• [TEXT PROVIDED]:
Input:  arr[] = {4, 1, 3, 5}
Output: 1
Explaination: There is a  triplet in array a[]: {4, 1, 3 }.

Input:  arr[] = {2, 1, -3, -2, 5}
Output: 2
Explaination: There are  two triplets of required type: {2, 1, -3}, {1, -3, -2}

 

Naive Approach: Use three loops to check for all the possible triplets in a[] and count the number of triplets in arr[] such that i<j<k and a[ j ]< a[ k ]< a[ i ]. Below is the implementation of the above approach.  

C++




// C++ code for the above approach
#include <bits/stdc++.h>
using namespace std;
 
int findTriplets(int a[], int n)
{
 
    // To count desired triplets
    int cnt = 0;
 
    // Three loops to find triplets
    for (int i = 0; i < n; i++)
    {
        for (int j = i + 1; j < n; j++)
        {
            for (int k = j + 1; k < n; k++)
            {
 
                if (a[j] < a[k] && a[k] < a[i])
                    cnt++;
            }
        }
    }
 
    // Return the number of triplets found
    return cnt;
}
 
// Driver code
int main()

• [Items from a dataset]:
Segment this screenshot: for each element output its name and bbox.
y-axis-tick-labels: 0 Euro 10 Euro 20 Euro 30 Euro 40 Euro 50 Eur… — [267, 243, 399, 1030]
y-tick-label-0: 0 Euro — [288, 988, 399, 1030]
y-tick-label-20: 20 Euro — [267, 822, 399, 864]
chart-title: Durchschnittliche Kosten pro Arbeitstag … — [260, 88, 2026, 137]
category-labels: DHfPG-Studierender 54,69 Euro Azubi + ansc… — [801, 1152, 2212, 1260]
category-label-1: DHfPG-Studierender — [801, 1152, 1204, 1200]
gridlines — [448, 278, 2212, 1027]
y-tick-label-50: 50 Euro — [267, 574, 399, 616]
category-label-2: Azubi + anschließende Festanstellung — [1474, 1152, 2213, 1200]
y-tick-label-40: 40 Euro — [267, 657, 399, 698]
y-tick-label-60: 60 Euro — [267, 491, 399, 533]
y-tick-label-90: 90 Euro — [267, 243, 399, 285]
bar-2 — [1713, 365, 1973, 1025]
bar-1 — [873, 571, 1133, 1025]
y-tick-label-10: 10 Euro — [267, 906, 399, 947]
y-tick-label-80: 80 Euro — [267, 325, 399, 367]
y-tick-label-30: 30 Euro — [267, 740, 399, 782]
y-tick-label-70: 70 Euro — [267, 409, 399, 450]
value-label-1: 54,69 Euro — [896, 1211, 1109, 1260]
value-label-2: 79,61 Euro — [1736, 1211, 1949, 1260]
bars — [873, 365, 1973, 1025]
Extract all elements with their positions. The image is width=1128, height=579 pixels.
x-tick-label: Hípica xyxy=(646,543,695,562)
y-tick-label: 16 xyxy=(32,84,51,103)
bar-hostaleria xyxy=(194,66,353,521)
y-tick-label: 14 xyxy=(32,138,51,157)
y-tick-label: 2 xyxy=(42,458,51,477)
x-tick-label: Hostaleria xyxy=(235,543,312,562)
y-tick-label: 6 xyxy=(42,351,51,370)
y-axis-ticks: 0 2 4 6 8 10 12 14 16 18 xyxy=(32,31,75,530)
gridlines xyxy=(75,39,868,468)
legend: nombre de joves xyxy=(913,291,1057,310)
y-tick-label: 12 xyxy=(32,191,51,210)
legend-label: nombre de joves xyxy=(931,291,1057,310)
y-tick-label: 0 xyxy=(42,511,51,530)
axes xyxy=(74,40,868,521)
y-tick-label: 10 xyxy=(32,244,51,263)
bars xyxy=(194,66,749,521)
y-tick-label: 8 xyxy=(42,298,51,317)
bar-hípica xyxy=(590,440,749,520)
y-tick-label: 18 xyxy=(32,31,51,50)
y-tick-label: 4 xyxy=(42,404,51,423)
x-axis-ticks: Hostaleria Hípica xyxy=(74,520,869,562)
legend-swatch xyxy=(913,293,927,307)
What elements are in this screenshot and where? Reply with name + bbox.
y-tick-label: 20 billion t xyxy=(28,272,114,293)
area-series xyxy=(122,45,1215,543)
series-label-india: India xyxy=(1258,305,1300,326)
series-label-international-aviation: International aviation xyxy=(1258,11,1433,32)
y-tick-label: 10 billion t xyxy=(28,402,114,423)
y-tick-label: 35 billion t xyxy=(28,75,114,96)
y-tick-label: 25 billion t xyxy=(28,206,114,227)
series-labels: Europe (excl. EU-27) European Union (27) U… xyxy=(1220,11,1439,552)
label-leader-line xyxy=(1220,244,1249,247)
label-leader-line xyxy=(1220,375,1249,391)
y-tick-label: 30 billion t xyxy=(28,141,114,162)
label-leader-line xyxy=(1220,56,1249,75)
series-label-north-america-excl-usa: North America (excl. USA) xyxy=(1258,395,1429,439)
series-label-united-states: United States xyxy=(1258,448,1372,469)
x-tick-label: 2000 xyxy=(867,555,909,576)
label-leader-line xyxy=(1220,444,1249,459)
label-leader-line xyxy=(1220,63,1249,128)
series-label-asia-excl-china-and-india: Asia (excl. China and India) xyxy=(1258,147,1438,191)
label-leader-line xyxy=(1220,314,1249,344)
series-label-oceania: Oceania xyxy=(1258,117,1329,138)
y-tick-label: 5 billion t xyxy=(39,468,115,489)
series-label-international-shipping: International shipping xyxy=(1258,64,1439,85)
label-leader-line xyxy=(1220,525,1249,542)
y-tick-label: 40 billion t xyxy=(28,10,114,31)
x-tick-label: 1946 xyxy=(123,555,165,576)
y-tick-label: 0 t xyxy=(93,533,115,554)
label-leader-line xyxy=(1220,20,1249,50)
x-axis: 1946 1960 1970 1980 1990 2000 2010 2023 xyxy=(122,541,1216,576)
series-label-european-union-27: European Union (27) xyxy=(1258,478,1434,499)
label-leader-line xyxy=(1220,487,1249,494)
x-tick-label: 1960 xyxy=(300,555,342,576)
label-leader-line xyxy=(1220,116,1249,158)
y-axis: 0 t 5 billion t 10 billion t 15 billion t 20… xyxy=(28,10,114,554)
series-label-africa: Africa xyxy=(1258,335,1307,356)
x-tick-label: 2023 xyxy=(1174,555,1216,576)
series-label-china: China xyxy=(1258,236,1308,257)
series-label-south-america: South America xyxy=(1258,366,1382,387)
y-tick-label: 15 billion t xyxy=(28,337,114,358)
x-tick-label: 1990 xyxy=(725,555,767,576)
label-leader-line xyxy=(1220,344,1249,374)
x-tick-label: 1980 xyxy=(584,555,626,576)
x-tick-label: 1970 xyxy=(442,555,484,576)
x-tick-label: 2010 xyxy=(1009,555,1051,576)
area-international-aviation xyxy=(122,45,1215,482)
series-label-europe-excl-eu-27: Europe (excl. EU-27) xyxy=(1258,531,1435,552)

• [WHAT IS ASKED]: In the text on counting triplets, which conditions on the indices and values does the naive approach check for each triplet?

• [SOLUTION TO THIS EXERCISE]: It counts triplets with i < j < k and a[j] < a[k] < a[i].